Task: Pull out from the material below all lines with "structure".

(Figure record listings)

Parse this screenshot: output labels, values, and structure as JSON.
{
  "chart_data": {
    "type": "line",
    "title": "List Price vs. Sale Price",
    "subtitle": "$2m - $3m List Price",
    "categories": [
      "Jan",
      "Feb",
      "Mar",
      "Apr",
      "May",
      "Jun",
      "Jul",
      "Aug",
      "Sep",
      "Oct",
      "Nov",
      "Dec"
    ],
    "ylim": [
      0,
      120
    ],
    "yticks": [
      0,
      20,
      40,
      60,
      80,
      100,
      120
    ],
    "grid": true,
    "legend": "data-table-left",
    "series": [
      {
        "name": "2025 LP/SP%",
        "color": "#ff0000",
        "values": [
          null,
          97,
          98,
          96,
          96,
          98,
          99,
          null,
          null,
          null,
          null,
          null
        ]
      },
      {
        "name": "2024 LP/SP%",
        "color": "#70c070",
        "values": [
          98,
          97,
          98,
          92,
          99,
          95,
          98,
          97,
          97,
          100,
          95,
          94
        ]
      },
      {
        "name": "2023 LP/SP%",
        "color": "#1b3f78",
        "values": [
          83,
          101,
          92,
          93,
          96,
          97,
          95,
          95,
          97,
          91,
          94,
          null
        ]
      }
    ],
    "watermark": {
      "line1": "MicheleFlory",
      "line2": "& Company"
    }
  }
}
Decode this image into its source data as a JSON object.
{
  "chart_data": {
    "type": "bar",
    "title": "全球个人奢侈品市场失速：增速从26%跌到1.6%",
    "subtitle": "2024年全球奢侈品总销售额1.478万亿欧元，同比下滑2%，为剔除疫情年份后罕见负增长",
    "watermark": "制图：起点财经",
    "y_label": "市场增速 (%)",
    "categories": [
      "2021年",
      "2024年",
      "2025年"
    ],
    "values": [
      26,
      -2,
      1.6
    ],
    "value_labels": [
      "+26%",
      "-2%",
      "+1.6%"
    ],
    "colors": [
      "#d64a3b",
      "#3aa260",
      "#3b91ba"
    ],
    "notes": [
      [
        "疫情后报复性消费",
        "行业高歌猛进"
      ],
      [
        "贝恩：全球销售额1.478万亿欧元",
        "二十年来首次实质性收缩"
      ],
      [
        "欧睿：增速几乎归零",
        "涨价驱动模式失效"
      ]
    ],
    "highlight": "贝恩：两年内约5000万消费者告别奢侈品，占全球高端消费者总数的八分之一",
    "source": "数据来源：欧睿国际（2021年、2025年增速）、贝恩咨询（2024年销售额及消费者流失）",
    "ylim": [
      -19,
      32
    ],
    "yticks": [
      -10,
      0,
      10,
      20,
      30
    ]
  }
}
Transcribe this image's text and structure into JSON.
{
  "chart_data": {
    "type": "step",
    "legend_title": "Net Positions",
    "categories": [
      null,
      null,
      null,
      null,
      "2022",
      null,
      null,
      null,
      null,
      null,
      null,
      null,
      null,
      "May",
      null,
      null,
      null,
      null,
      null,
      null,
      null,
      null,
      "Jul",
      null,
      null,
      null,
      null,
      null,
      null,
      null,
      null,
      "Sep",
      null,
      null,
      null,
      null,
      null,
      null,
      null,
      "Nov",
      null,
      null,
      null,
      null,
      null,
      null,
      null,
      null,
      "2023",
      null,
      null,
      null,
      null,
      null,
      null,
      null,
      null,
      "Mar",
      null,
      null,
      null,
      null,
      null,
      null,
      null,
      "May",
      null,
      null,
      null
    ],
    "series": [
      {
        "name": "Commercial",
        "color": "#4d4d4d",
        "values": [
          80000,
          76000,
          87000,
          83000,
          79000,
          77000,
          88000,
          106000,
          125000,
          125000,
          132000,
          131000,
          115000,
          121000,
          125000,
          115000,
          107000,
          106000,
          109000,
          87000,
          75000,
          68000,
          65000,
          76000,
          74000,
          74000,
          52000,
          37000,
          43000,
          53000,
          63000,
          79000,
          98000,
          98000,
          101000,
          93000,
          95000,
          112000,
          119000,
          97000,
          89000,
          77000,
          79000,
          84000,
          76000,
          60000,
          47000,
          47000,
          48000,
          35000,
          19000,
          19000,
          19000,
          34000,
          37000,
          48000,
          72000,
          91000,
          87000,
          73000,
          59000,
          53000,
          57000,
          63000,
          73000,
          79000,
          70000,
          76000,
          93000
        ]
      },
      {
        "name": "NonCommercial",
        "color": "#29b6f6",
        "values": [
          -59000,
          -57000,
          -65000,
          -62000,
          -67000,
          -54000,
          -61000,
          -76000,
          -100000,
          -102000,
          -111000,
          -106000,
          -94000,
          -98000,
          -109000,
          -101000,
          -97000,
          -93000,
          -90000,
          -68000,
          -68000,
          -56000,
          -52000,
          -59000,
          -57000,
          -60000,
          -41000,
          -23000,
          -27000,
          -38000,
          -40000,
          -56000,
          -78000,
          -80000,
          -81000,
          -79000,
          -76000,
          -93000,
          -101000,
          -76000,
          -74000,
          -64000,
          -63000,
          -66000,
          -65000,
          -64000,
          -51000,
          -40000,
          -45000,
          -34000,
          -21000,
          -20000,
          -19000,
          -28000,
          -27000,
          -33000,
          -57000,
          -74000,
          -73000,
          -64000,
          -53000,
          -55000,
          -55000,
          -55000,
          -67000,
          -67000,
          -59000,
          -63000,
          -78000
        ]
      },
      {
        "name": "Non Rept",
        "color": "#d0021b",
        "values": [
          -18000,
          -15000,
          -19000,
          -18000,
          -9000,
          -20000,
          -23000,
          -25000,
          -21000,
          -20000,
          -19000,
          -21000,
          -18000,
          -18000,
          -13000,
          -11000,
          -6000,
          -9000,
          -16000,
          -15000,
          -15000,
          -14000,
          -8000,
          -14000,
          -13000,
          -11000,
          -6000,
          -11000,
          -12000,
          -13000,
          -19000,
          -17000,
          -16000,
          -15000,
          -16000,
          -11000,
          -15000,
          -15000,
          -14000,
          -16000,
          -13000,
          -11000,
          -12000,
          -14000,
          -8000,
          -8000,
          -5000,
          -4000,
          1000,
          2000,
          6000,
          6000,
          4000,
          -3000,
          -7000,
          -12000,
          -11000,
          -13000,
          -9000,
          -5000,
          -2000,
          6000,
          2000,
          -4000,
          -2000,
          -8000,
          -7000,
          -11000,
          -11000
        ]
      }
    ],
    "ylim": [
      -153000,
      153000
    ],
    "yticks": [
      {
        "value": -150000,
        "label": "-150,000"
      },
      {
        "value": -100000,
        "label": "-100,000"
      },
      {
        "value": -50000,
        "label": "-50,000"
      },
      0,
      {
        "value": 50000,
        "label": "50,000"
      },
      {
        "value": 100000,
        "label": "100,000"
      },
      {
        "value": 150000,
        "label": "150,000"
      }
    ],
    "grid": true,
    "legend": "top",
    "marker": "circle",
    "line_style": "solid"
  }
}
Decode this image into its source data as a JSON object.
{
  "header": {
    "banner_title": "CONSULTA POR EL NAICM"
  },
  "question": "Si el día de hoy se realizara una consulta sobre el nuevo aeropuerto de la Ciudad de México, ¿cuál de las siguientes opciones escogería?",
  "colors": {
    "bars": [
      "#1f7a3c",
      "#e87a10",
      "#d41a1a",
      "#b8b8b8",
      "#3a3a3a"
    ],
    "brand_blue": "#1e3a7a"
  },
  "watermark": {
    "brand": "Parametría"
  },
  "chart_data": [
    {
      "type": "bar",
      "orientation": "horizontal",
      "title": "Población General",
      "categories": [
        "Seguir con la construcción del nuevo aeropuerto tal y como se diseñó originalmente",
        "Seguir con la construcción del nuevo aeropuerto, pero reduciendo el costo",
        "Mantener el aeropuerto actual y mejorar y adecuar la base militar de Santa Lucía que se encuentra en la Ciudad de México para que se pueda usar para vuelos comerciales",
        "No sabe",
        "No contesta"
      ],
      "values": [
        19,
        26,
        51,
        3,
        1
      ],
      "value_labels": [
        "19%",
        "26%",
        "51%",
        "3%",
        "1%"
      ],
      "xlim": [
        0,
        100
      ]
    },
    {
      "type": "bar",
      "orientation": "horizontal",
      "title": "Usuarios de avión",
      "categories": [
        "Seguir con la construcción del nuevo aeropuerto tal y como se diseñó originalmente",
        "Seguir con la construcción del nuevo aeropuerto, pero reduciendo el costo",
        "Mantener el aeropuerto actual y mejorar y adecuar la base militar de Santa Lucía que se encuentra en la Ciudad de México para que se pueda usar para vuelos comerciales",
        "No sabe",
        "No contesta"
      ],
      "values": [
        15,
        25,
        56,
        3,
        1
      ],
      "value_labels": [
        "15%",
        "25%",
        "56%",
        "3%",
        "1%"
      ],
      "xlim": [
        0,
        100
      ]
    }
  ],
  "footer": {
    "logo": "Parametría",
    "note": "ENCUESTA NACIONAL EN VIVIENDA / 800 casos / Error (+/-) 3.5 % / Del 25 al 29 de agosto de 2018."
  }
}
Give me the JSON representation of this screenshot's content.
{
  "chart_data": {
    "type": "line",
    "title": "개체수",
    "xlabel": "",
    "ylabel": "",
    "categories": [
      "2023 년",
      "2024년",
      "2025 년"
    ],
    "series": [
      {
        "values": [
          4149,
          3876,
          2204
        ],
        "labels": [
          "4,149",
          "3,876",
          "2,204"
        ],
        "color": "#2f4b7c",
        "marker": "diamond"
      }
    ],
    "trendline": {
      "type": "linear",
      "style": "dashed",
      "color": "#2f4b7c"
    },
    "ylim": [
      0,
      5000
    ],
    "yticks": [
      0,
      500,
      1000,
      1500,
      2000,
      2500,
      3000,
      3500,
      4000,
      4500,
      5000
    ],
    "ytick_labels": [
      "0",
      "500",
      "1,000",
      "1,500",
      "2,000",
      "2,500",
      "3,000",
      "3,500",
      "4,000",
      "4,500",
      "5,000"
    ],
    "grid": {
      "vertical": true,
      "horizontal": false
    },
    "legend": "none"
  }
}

Exercise solution:
Parse this screenshot: output labels, values, and structure as JSON.
Transcribe this image's text and structure into JSON.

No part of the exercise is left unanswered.